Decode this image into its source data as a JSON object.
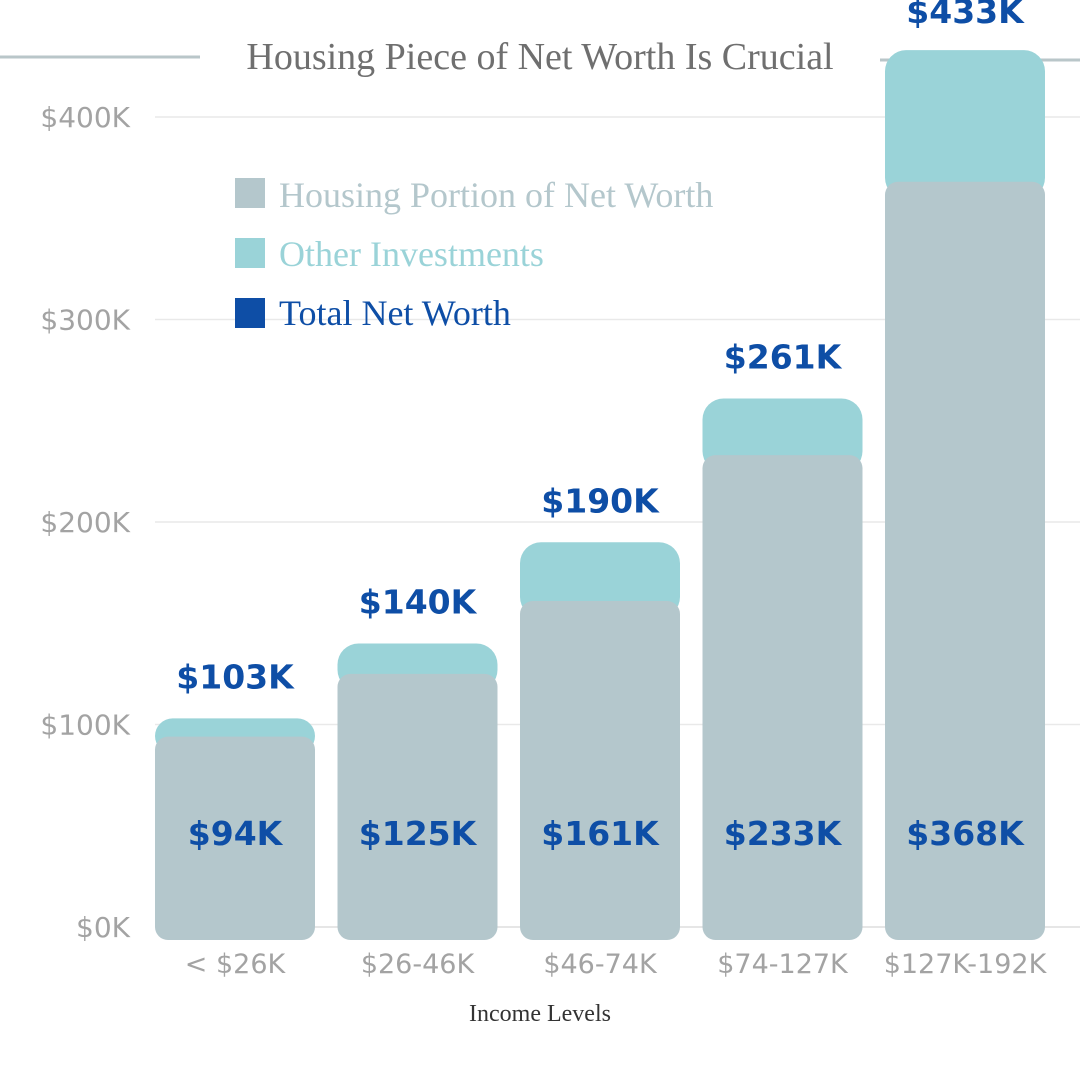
{
  "chart_data": {
    "type": "bar",
    "title": "Housing Piece of Net Worth Is Crucial",
    "xlabel": "Income Levels",
    "ylabel": "",
    "ylim": [
      0,
      400
    ],
    "yticks": [
      0,
      100,
      200,
      300,
      400
    ],
    "ytick_labels": [
      "$0K",
      "$100K",
      "$200K",
      "$300K",
      "$400K"
    ],
    "categories": [
      "< $26K",
      "$26-46K",
      "$46-74K",
      "$74-127K",
      "$127K-192K"
    ],
    "series": [
      {
        "name": "Housing Portion of Net Worth",
        "values": [
          94,
          125,
          161,
          233,
          368
        ],
        "labels": [
          "$94K",
          "$125K",
          "$161K",
          "$233K",
          "$368K"
        ]
      },
      {
        "name": "Other Investments",
        "values": [
          9,
          15,
          29,
          28,
          65
        ]
      },
      {
        "name": "Total Net Worth",
        "values": [
          103,
          140,
          190,
          261,
          433
        ],
        "labels": [
          "$103K",
          "$140K",
          "$190K",
          "$261K",
          "$433K"
        ]
      }
    ],
    "legend_position": "top-left",
    "grid": true,
    "colors": {
      "housing": "#b4c7cc",
      "other": "#9ad3d8",
      "total": "#0e4ea6",
      "grid": "#e9e9e9",
      "title_rule": "#b9c6c9"
    }
  }
}
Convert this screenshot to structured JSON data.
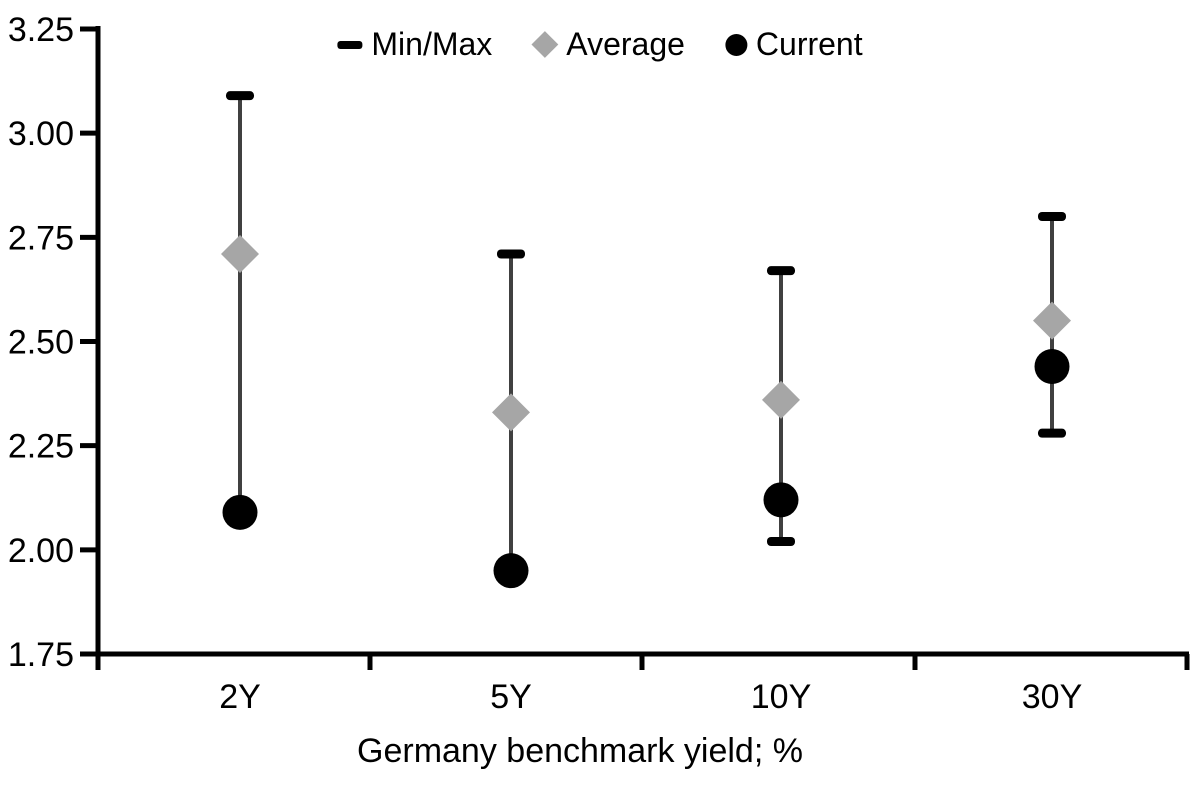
{
  "chart_data": {
    "type": "scatter",
    "subtype": "min-max-range-with-markers",
    "title": "",
    "xlabel": "Germany benchmark yield; %",
    "ylabel": "",
    "categories": [
      "2Y",
      "5Y",
      "10Y",
      "30Y"
    ],
    "series": [
      {
        "name": "Max",
        "values": [
          3.09,
          2.71,
          2.67,
          2.8
        ]
      },
      {
        "name": "Min",
        "values": [
          2.09,
          1.95,
          2.02,
          2.28
        ]
      },
      {
        "name": "Average",
        "values": [
          2.71,
          2.33,
          2.36,
          2.55
        ]
      },
      {
        "name": "Current",
        "values": [
          2.09,
          1.95,
          2.12,
          2.44
        ]
      }
    ],
    "ylim": [
      1.75,
      3.25
    ],
    "ytick_step": 0.25,
    "ytick_labels": [
      "3.25",
      "3.00",
      "2.75",
      "2.50",
      "2.25",
      "2.00",
      "1.75"
    ],
    "grid": false,
    "legend_position": "top-center",
    "legend": [
      {
        "label": "Min/Max",
        "marker": "dash-icon"
      },
      {
        "label": "Average",
        "marker": "diamond-icon"
      },
      {
        "label": "Current",
        "marker": "circle-icon"
      }
    ],
    "colors": {
      "axis": "#000000",
      "caps": "#000000",
      "current": "#000000",
      "average": "#a6a6a6",
      "whisker": "#404040",
      "text": "#000000",
      "background": "#ffffff"
    }
  }
}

※

(Exercise objective):
Make an exact copy of every entry above, minus the images.

(Exercise answer):
Decode this image into its source data as a JSON object.
{
  "chart_data": {
    "type": "bar",
    "title": "Housing Piece of Net Worth Is Crucial",
    "xlabel": "Income Levels",
    "ylabel": "",
    "ylim": [
      0,
      400
    ],
    "yticks": [
      0,
      100,
      200,
      300,
      400
    ],
    "ytick_labels": [
      "$0K",
      "$100K",
      "$200K",
      "$300K",
      "$400K"
    ],
    "categories": [
      "< $26K",
      "$26-46K",
      "$46-74K",
      "$74-127K",
      "$127K-192K"
    ],
    "series": [
      {
        "name": "Housing Portion of Net Worth",
        "values": [
          94,
          125,
          161,
          233,
          368
        ],
        "labels": [
          "$94K",
          "$125K",
          "$161K",
          "$233K",
          "$368K"
        ]
      },
      {
        "name": "Other Investments",
        "values": [
          9,
          15,
          29,
          28,
          65
        ]
      },
      {
        "name": "Total Net Worth",
        "values": [
          103,
          140,
          190,
          261,
          433
        ],
        "labels": [
          "$103K",
          "$140K",
          "$190K",
          "$261K",
          "$433K"
        ]
      }
    ],
    "legend_position": "top-left",
    "grid": true,
    "colors": {
      "housing": "#b4c7cc",
      "other": "#9ad3d8",
      "total": "#0e4ea6",
      "grid": "#e9e9e9",
      "title_rule": "#b9c6c9"
    }
  }
}
Convert this screenshot to structured JSON data.
{
  "chart_data": {
    "type": "scatter",
    "subtype": "min-max-range-with-markers",
    "title": "",
    "xlabel": "Germany benchmark yield; %",
    "ylabel": "",
    "categories": [
      "2Y",
      "5Y",
      "10Y",
      "30Y"
    ],
    "series": [
      {
        "name": "Max",
        "values": [
          3.09,
          2.71,
          2.67,
          2.8
        ]
      },
      {
        "name": "Min",
        "values": [
          2.09,
          1.95,
          2.02,
          2.28
        ]
      },
      {
        "name": "Average",
        "values": [
          2.71,
          2.33,
          2.36,
          2.55
        ]
      },
      {
        "name": "Current",
        "values": [
          2.09,
          1.95,
          2.12,
          2.44
        ]
      }
    ],
    "ylim": [
      1.75,
      3.25
    ],
    "ytick_step": 0.25,
    "ytick_labels": [
      "3.25",
      "3.00",
      "2.75",
      "2.50",
      "2.25",
      "2.00",
      "1.75"
    ],
    "grid": false,
    "legend_position": "top-center",
    "legend": [
      {
        "label": "Min/Max",
        "marker": "dash-icon"
      },
      {
        "label": "Average",
        "marker": "diamond-icon"
      },
      {
        "label": "Current",
        "marker": "circle-icon"
      }
    ],
    "colors": {
      "axis": "#000000",
      "caps": "#000000",
      "current": "#000000",
      "average": "#a6a6a6",
      "whisker": "#404040",
      "text": "#000000",
      "background": "#ffffff"
    }
  }
}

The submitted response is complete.